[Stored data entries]

☆ ☆ ☆

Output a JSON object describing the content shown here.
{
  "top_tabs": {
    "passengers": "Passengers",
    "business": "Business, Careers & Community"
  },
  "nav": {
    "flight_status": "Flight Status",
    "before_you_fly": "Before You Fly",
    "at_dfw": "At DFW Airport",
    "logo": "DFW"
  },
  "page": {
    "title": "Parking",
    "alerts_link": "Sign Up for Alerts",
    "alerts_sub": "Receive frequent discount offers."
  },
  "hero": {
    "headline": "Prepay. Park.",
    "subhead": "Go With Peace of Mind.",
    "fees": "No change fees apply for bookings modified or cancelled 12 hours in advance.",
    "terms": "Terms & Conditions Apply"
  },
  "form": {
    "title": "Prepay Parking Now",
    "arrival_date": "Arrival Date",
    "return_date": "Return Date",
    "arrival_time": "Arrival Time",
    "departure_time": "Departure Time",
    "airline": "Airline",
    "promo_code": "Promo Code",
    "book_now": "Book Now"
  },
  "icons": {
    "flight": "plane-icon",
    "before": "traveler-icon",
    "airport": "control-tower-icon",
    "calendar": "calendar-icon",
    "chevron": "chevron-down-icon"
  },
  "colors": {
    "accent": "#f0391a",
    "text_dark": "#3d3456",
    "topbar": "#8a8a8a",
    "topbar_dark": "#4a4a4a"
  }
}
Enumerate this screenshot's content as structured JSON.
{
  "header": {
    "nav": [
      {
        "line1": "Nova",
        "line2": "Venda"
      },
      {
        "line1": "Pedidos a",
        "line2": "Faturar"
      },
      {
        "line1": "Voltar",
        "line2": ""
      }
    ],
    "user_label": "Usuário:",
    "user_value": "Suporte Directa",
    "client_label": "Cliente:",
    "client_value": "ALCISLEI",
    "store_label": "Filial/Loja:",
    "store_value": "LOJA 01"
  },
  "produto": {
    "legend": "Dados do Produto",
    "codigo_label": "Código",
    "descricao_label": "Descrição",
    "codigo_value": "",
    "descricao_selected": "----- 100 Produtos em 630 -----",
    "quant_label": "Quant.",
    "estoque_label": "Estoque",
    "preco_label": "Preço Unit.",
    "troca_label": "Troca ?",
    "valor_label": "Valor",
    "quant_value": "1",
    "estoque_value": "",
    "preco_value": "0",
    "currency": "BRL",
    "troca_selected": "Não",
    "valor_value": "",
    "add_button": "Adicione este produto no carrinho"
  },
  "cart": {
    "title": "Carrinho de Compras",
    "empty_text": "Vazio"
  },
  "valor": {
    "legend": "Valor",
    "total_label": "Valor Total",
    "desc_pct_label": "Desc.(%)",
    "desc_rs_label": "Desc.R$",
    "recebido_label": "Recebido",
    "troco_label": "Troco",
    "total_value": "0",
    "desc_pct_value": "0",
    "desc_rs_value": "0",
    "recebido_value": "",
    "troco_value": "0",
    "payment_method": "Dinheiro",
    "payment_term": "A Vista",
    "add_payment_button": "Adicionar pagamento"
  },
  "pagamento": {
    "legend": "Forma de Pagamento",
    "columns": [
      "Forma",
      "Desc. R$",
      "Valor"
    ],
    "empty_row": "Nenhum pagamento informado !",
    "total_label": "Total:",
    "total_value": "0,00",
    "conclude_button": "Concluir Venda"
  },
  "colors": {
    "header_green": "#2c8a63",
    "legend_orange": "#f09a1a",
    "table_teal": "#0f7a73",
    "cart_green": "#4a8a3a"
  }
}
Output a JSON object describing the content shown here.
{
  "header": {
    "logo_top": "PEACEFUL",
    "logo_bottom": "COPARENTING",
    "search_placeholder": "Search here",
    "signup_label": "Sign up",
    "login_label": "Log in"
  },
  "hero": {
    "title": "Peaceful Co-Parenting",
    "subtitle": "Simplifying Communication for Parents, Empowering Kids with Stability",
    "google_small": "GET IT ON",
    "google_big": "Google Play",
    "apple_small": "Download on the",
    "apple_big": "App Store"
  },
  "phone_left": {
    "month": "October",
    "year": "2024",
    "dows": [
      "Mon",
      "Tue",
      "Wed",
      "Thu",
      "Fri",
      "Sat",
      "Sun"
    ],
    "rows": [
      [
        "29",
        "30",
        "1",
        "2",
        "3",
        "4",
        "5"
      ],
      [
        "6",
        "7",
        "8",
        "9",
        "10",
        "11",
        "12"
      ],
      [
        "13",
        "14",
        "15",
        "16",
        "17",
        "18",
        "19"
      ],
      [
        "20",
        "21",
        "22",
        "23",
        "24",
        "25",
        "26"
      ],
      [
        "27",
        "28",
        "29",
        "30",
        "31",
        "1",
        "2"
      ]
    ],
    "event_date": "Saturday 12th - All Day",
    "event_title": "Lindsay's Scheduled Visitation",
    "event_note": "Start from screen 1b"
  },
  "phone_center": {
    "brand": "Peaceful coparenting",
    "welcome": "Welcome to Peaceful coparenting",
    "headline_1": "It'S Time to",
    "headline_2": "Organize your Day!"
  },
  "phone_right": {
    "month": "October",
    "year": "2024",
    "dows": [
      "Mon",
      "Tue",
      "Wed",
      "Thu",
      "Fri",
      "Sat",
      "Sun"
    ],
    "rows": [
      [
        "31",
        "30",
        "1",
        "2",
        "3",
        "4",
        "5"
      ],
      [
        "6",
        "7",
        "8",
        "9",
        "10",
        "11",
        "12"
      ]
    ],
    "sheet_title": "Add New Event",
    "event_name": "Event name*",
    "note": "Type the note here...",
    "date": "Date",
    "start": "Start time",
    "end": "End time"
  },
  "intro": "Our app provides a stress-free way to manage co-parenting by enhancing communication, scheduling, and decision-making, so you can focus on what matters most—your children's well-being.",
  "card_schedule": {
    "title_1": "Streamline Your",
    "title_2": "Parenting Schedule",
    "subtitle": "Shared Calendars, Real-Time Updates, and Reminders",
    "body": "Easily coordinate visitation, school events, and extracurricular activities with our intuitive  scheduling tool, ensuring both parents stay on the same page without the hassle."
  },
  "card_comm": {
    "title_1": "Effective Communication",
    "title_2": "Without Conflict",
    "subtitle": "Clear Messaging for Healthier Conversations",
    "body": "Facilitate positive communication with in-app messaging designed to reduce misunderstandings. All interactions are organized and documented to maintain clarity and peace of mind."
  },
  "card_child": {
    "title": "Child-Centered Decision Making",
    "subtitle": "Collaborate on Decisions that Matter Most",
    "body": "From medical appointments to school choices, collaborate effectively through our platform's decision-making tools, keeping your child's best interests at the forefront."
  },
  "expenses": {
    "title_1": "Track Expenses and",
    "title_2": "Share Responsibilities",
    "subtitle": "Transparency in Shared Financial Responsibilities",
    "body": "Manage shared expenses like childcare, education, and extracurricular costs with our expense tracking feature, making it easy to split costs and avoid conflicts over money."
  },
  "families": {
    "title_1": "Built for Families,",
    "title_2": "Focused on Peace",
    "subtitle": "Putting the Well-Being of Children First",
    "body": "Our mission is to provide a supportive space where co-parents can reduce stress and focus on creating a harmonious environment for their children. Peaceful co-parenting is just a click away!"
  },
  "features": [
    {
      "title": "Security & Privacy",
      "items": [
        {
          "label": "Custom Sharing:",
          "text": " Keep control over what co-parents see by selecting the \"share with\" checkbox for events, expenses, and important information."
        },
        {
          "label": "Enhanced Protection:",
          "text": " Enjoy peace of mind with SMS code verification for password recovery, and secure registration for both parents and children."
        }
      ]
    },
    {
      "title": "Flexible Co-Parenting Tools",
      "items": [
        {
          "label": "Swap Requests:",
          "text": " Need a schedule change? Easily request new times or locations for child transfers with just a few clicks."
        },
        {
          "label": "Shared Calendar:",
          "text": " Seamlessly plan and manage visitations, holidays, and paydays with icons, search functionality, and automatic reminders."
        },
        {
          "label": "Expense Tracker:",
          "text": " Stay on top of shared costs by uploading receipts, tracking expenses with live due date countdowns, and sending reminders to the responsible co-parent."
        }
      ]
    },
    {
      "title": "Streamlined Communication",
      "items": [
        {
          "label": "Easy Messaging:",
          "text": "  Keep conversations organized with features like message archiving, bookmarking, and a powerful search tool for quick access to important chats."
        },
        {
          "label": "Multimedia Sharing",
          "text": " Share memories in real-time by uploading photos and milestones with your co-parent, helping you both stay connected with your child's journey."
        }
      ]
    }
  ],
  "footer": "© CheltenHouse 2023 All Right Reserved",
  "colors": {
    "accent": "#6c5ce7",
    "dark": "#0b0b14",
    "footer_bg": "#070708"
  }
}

☆ ☆ ☆

[What to work on] Read through the lines above and collect those that contain the string "Sharing".

[The completed task]
          "label": "Custom Sharing:",
          "label": "Multimedia Sharing",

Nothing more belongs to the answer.